> [Your instructions]: Determine which lines contain the word "favicon", then copy those lines.

═════ Data in this exercise ═════

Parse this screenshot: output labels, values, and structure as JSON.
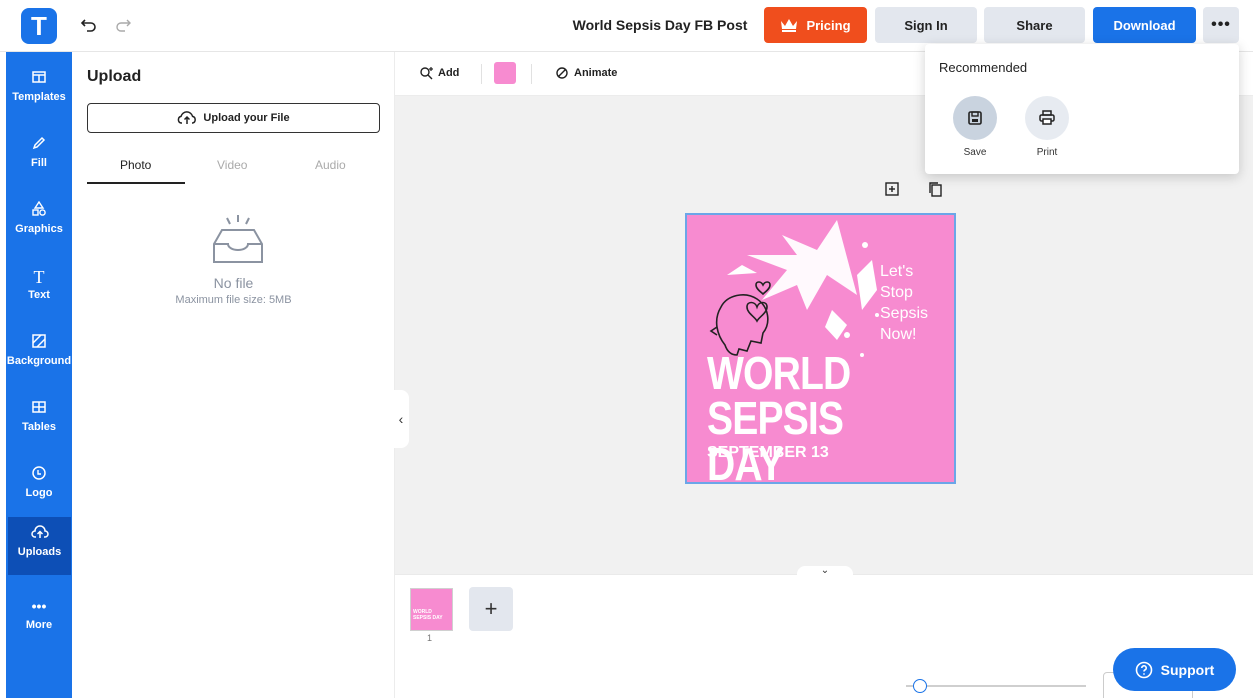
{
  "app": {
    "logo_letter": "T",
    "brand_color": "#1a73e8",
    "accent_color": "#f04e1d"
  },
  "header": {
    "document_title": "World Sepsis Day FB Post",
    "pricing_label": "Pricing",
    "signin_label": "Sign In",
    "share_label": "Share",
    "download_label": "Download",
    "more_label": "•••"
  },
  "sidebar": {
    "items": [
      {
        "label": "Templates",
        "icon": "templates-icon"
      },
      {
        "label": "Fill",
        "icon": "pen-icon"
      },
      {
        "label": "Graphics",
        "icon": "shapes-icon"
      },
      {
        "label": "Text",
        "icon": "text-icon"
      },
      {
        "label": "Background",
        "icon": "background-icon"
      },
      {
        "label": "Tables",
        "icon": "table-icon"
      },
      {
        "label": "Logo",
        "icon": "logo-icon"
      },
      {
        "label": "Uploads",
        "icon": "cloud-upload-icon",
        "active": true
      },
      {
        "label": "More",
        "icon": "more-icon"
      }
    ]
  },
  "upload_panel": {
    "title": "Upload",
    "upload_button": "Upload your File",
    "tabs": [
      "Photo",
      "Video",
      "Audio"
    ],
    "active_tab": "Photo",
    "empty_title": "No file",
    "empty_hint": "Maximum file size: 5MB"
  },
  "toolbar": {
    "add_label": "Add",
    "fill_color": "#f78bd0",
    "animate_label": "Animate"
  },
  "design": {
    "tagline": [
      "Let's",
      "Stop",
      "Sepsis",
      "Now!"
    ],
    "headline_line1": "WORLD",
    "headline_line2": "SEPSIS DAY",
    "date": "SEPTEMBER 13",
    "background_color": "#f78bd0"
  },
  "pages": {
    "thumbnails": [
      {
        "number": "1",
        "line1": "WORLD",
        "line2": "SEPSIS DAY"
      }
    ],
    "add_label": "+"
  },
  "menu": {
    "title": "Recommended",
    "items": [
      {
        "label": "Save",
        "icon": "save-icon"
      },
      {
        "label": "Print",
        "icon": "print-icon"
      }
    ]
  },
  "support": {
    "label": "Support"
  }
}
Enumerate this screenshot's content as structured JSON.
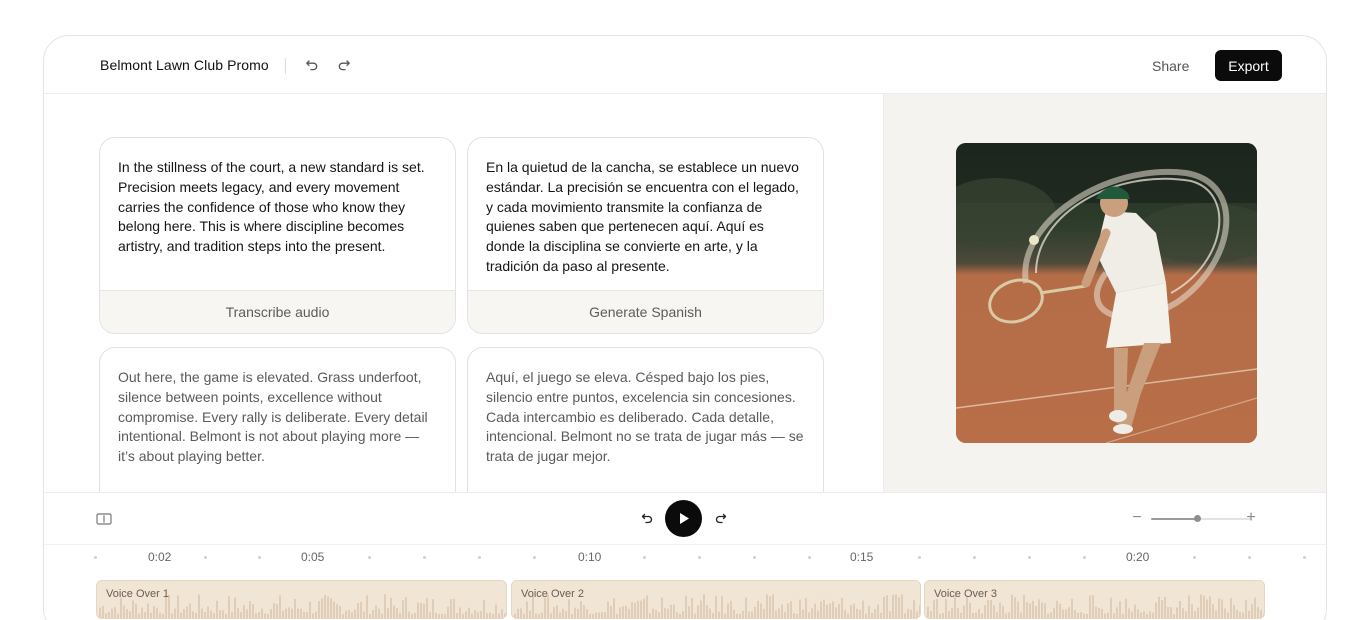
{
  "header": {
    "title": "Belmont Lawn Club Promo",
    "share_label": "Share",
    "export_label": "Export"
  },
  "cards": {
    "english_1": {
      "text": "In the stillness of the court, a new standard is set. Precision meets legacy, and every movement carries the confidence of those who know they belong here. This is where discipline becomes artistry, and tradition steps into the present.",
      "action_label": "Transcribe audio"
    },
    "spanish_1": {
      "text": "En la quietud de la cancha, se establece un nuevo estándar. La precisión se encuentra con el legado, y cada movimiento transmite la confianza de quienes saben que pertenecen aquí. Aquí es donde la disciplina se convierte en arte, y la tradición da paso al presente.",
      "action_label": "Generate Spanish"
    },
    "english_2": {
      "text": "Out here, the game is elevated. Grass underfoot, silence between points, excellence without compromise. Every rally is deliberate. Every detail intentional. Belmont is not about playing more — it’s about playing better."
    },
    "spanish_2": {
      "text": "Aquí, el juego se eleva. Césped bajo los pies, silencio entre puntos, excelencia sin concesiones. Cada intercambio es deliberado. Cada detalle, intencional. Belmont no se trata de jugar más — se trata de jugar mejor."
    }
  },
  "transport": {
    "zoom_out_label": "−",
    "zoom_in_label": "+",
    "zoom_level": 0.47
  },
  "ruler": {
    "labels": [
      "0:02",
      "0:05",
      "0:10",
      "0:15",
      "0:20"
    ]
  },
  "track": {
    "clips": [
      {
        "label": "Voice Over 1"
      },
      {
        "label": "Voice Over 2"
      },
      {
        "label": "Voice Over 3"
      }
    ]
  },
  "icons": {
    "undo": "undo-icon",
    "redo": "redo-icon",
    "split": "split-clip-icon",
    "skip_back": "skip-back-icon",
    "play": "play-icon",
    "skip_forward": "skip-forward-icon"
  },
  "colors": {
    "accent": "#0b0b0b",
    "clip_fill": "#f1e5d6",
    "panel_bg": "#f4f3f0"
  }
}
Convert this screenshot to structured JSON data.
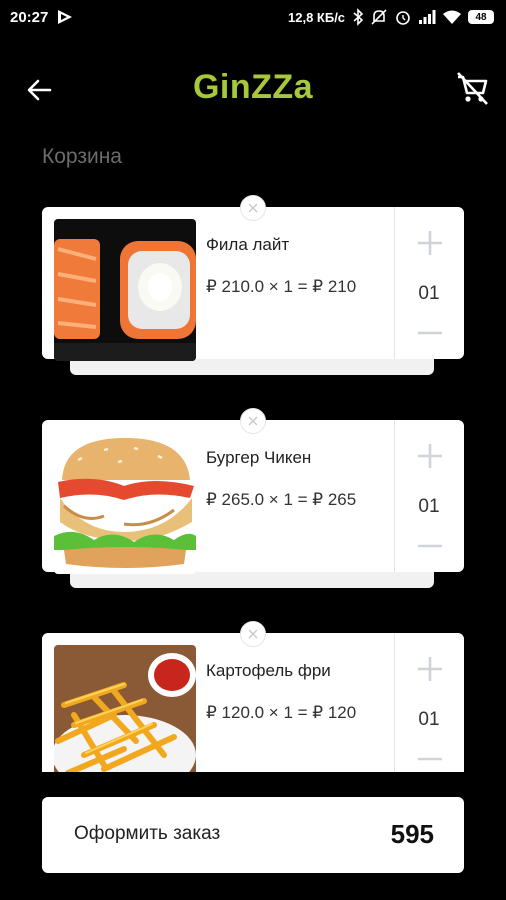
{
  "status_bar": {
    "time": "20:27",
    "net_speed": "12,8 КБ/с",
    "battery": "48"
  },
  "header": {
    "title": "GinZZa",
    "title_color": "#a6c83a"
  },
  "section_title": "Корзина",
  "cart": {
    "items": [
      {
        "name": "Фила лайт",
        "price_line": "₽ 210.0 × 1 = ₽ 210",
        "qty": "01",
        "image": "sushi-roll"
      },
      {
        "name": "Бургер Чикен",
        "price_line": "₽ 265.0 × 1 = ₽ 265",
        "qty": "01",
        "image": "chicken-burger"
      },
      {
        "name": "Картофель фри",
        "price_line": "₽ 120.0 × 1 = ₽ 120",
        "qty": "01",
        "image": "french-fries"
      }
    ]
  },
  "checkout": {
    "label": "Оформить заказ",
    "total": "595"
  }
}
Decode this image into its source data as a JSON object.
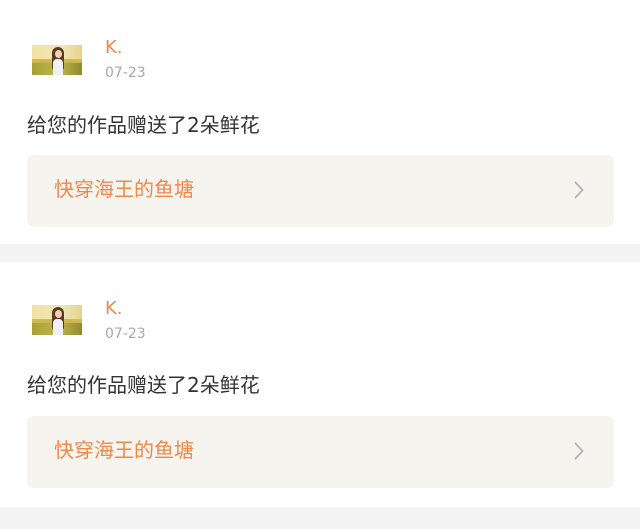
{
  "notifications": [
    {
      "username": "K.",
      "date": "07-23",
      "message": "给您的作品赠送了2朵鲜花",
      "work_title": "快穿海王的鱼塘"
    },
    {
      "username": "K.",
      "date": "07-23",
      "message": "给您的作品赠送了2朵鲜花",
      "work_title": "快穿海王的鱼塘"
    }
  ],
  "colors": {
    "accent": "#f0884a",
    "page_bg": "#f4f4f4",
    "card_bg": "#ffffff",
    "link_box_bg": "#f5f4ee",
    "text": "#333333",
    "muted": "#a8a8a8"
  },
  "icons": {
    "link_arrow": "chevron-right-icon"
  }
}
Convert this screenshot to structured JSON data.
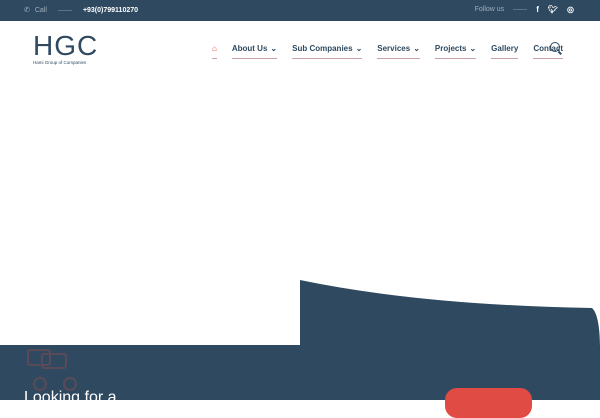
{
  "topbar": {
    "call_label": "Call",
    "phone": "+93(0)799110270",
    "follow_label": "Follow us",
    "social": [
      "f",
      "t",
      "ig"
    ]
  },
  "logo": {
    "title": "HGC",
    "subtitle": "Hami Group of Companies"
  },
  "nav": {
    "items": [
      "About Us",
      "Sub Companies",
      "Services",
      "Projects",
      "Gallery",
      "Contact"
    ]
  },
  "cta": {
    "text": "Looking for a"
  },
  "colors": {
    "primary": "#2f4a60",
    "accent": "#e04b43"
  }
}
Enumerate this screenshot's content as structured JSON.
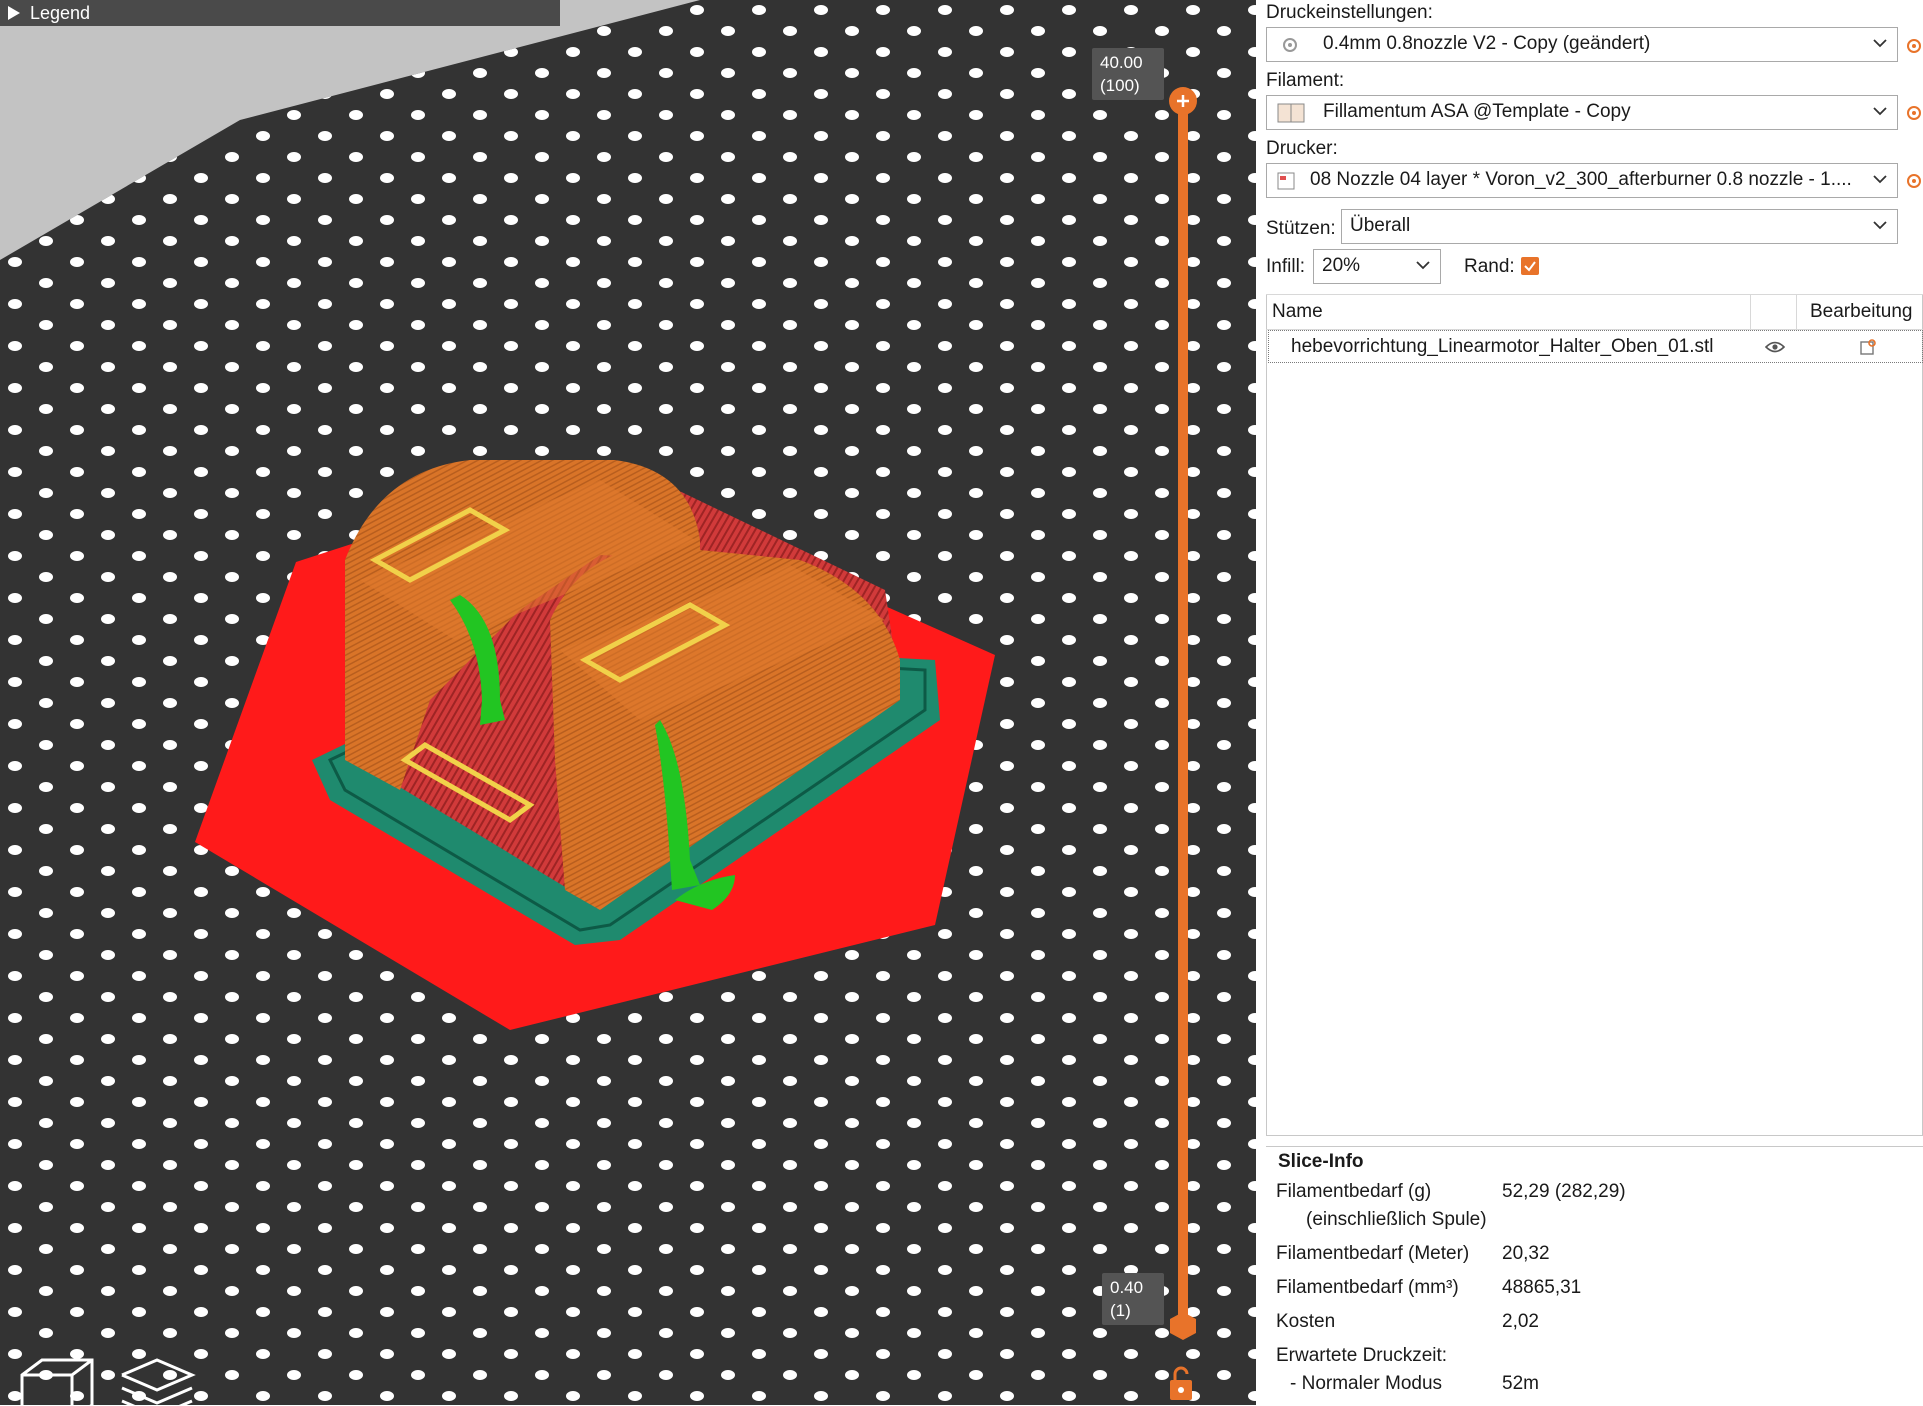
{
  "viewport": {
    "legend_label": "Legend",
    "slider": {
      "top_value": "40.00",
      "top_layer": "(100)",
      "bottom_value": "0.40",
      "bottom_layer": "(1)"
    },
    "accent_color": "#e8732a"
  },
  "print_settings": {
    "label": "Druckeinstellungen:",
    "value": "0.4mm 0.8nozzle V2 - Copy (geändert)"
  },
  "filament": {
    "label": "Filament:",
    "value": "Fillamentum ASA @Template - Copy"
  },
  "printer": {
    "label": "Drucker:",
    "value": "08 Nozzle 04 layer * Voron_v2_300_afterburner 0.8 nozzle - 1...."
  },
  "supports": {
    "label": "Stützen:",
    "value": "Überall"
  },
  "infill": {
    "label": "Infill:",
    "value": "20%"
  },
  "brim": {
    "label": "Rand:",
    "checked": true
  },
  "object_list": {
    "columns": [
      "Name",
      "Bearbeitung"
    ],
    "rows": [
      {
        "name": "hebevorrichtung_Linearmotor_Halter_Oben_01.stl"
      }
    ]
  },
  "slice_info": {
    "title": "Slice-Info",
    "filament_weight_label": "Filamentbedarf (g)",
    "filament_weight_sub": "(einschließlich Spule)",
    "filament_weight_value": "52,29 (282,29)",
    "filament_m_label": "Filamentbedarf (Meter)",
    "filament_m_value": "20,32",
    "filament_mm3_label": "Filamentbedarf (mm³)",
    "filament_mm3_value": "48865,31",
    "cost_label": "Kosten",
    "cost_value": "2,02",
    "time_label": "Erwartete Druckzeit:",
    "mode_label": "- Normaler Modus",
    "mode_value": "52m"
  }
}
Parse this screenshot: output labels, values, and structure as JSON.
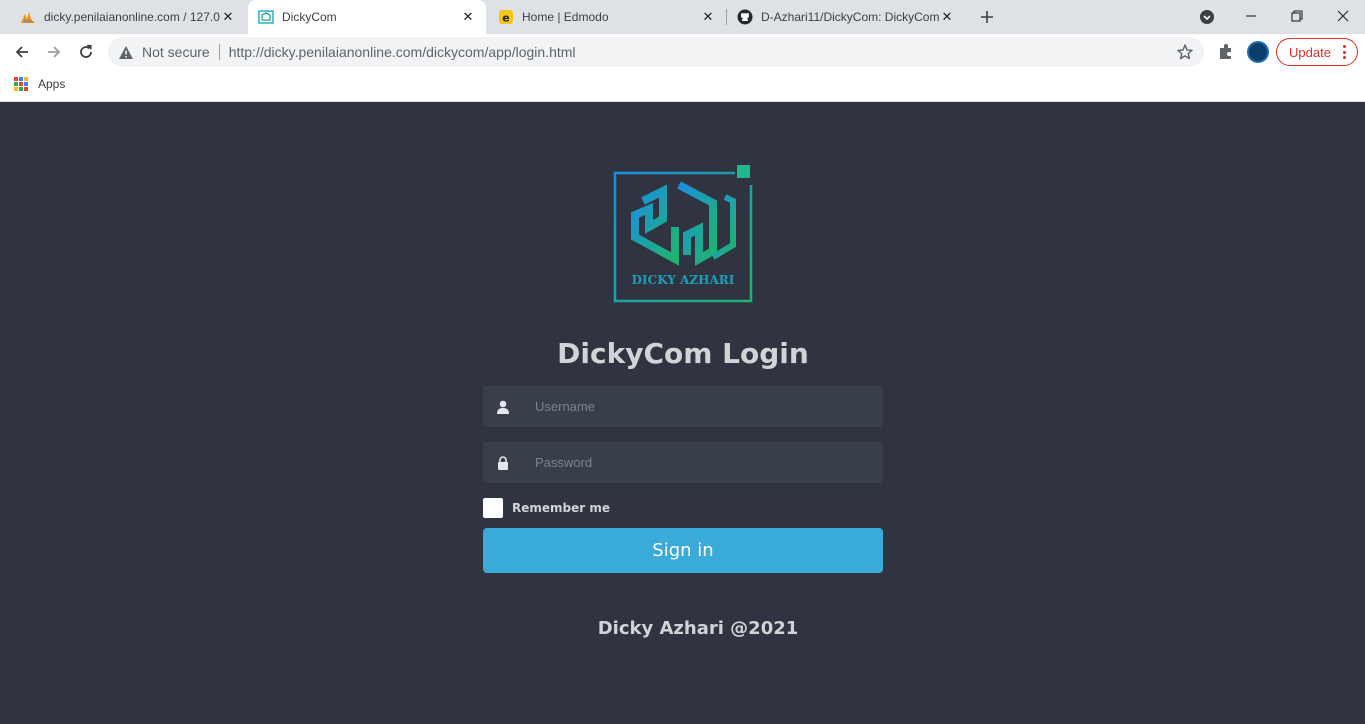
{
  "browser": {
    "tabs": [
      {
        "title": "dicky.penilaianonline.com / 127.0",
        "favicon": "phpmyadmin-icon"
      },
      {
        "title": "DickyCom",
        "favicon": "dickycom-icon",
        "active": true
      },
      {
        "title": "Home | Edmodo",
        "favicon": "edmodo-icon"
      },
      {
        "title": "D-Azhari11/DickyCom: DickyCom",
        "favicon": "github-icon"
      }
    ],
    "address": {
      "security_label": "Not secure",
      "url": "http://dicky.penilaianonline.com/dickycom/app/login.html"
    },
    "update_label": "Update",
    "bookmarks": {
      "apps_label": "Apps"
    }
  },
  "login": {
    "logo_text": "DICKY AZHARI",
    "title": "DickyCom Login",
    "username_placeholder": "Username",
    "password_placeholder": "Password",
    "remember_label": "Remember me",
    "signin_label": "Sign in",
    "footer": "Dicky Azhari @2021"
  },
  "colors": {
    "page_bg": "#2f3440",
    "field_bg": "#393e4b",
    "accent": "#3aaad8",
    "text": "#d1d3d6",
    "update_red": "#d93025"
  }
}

═════

> [Full output]:
        "favicon": "phpmyadmin-icon"
        "favicon": "dickycom-icon",
        "favicon": "edmodo-icon"
        "favicon": "github-icon"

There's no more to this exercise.